### Required work
Below you will find a set of lines. Repeat them all exactly.

--- Given information ---

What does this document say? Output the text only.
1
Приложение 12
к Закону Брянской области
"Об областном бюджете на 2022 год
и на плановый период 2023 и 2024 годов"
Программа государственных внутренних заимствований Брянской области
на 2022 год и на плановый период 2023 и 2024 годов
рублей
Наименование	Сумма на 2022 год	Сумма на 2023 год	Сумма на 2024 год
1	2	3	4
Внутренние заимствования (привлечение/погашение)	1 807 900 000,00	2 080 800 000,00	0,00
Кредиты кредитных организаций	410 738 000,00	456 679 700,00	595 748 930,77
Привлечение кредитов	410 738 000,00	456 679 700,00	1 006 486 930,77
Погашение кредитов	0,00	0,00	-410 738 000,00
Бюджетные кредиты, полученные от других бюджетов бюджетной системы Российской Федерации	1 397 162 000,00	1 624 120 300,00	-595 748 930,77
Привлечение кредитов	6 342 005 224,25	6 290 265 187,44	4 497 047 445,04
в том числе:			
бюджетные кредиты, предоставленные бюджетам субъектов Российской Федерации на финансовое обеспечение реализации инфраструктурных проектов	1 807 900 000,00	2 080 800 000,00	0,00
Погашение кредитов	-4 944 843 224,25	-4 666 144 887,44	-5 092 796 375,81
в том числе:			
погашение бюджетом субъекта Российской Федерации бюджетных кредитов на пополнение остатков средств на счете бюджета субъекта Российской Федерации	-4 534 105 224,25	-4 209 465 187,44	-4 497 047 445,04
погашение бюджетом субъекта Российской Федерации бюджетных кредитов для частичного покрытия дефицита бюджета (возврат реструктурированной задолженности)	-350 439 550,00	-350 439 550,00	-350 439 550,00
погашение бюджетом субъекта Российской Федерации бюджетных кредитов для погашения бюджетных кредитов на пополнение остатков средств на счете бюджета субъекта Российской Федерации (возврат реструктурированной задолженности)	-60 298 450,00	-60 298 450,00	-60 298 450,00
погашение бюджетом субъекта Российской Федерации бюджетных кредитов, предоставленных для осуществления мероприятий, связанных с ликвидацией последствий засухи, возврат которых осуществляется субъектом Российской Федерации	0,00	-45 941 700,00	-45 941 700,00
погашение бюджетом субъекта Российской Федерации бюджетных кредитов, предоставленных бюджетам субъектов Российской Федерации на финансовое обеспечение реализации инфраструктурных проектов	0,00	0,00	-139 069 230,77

---

### Response to this exercise
What does this document say? Output the text only.
1
Приложение 12
к Закону Брянской области
"Об областном бюджете на 2022 год
и на плановый период 2023 и 2024 годов"
Программа государственных внутренних заимствований Брянской области
на 2022 год и на плановый период 2023 и 2024 годов
рублей
Наименование	Сумма на 2022 год	Сумма на 2023 год	Сумма на 2024 год
1	2	3	4
Внутренние заимствования (привлечение/погашение)	1 807 900 000,00	2 080 800 000,00	0,00
Кредиты кредитных организаций	410 738 000,00	456 679 700,00	595 748 930,77
Привлечение кредитов	410 738 000,00	456 679 700,00	1 006 486 930,77
Погашение кредитов	0,00	0,00	-410 738 000,00
Бюджетные кредиты, полученные от других бюджетов бюджетной системы Российской Федерации	1 397 162 000,00	1 624 120 300,00	-595 748 930,77
Привлечение кредитов	6 342 005 224,25	6 290 265 187,44	4 497 047 445,04
в том числе:			
бюджетные кредиты, предоставленные бюджетам субъектов Российской Федерации на финансовое обеспечение реализации инфраструктурных проектов	1 807 900 000,00	2 080 800 000,00	0,00
Погашение кредитов	-4 944 843 224,25	-4 666 144 887,44	-5 092 796 375,81
в том числе:			
погашение бюджетом субъекта Российской Федерации бюджетных кредитов на пополнение остатков средств на счете бюджета субъекта Российской Федерации	-4 534 105 224,25	-4 209 465 187,44	-4 497 047 445,04
погашение бюджетом субъекта Российской Федерации бюджетных кредитов для частичного покрытия дефицита бюджета (возврат реструктурированной задолженности)	-350 439 550,00	-350 439 550,00	-350 439 550,00
погашение бюджетом субъекта Российской Федерации бюджетных кредитов для погашения бюджетных кредитов на пополнение остатков средств на счете бюджета субъекта Российской Федерации (возврат реструктурированной задолженности)	-60 298 450,00	-60 298 450,00	-60 298 450,00
погашение бюджетом субъекта Российской Федерации бюджетных кредитов, предоставленных для осуществления мероприятий, связанных с ликвидацией последствий засухи, возврат которых осуществляется субъектом Российской Федерации	0,00	-45 941 700,00	-45 941 700,00
погашение бюджетом субъекта Российской Федерации бюджетных кредитов, предоставленных бюджетам субъектов Российской Федерации на финансовое обеспечение реализации инфраструктурных проектов	0,00	0,00	-139 069 230,77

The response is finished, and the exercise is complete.